- [DO THIS] Copy out all lines that hold "title".
--- Begin DATA ROWS ---
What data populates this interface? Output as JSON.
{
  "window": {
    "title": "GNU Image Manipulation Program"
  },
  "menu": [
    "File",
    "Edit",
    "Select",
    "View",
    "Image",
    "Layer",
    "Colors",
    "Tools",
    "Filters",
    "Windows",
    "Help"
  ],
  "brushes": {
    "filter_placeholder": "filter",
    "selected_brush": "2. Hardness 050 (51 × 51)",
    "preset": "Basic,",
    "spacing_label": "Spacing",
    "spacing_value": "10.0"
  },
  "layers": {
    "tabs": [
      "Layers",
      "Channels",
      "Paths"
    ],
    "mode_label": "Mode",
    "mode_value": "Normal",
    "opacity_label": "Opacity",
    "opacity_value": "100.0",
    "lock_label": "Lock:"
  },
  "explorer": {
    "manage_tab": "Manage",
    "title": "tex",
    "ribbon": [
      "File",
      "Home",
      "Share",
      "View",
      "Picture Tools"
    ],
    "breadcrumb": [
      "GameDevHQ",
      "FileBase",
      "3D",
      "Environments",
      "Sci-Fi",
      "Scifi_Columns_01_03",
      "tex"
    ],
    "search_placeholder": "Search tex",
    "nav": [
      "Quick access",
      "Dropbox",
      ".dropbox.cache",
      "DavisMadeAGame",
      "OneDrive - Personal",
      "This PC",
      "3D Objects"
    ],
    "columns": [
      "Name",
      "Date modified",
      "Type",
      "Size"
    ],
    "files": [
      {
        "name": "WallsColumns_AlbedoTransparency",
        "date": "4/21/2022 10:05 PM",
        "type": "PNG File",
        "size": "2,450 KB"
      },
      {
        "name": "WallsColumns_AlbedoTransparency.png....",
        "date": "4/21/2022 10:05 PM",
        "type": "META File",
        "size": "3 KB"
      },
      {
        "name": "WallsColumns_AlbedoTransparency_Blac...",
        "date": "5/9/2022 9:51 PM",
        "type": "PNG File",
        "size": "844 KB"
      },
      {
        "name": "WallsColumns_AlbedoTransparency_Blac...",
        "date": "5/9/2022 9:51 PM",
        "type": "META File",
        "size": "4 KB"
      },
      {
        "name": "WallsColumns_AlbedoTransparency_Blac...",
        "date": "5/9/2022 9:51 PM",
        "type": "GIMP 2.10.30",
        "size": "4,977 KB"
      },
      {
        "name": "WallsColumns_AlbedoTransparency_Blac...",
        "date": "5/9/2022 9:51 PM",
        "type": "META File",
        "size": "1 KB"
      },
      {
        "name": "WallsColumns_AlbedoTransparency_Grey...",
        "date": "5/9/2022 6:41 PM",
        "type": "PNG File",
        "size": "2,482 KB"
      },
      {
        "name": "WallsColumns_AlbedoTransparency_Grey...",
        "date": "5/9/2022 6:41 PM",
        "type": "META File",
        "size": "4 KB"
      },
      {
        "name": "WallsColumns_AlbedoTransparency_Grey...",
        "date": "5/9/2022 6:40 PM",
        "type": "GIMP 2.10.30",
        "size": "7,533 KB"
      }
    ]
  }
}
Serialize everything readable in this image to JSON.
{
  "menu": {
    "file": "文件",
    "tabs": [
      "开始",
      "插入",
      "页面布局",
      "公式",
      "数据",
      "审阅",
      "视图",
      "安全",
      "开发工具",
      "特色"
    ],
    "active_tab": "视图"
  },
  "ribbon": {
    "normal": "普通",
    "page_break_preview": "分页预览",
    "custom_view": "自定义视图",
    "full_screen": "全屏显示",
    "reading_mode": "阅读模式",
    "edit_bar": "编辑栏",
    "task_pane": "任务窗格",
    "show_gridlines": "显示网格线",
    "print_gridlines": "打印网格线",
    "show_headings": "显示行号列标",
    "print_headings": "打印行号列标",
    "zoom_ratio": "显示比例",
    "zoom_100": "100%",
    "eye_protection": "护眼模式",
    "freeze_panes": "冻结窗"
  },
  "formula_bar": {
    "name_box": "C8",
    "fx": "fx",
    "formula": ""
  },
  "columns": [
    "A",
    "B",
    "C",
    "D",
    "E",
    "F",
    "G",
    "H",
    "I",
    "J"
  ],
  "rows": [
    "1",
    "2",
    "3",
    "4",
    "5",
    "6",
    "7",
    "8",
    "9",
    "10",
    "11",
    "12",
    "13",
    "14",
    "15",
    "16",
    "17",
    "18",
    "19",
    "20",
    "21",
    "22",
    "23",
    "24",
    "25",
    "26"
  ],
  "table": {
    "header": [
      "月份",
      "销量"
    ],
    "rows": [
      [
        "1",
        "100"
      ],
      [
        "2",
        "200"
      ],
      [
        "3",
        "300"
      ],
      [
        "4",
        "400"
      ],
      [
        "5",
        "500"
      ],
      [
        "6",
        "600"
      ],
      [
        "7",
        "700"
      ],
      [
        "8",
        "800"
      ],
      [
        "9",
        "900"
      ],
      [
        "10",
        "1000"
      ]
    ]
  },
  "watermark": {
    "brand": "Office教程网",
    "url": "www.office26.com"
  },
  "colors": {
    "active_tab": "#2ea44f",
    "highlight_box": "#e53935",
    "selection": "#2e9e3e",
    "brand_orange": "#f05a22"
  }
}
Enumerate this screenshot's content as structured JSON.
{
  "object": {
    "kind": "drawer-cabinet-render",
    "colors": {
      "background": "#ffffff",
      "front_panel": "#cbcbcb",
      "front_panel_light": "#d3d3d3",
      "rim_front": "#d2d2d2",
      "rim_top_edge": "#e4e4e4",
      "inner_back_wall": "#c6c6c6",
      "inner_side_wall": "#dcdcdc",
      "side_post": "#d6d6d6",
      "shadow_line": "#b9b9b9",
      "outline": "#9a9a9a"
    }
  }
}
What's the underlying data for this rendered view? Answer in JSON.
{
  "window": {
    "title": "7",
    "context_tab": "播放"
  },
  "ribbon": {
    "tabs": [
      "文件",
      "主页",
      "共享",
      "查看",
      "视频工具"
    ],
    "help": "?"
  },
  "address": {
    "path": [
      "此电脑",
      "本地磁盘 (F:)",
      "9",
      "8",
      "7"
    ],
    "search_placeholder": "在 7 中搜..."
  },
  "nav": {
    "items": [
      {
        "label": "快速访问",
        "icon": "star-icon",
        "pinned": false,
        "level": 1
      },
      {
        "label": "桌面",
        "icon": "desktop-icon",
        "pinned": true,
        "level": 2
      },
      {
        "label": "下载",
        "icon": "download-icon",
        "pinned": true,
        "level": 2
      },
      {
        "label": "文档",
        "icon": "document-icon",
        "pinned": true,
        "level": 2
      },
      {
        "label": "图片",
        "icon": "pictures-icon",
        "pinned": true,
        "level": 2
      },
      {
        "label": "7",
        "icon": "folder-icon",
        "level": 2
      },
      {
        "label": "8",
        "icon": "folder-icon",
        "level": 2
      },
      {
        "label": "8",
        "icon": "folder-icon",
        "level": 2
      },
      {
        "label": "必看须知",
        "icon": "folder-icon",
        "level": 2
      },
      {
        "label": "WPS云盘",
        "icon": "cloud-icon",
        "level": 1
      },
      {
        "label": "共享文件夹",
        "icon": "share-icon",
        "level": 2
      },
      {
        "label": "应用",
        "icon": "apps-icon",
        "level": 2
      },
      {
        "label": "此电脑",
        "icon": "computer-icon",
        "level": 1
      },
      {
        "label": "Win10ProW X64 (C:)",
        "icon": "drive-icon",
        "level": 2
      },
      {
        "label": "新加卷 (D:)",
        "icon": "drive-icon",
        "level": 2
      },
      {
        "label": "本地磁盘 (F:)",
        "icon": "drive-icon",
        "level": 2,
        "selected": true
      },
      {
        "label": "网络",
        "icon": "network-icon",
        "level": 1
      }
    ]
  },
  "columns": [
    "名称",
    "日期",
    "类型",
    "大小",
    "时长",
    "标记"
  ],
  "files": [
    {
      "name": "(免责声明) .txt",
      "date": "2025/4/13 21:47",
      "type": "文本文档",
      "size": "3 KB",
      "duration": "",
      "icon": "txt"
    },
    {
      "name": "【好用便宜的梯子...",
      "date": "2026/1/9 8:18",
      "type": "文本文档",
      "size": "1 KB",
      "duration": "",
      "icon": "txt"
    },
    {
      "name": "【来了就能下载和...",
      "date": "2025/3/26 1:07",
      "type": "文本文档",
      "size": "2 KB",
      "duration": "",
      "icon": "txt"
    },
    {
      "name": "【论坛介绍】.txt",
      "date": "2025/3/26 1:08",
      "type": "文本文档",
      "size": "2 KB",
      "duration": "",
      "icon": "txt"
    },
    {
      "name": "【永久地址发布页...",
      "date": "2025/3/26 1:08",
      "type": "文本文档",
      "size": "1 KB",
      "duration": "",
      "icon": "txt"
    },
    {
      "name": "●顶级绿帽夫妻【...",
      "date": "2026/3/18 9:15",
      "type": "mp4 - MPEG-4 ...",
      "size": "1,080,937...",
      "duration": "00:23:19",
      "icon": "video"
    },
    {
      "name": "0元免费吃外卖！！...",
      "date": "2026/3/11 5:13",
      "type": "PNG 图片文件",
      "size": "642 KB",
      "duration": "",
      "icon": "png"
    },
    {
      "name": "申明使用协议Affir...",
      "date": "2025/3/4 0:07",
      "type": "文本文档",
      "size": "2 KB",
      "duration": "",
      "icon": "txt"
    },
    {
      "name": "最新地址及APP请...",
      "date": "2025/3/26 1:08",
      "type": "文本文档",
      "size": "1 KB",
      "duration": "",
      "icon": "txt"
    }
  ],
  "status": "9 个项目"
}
--- End DATA ROWS ---
- [TASK SOLUTION]
    "title": "GNU Image Manipulation Program"
    "title": "tex",
    "title": "7",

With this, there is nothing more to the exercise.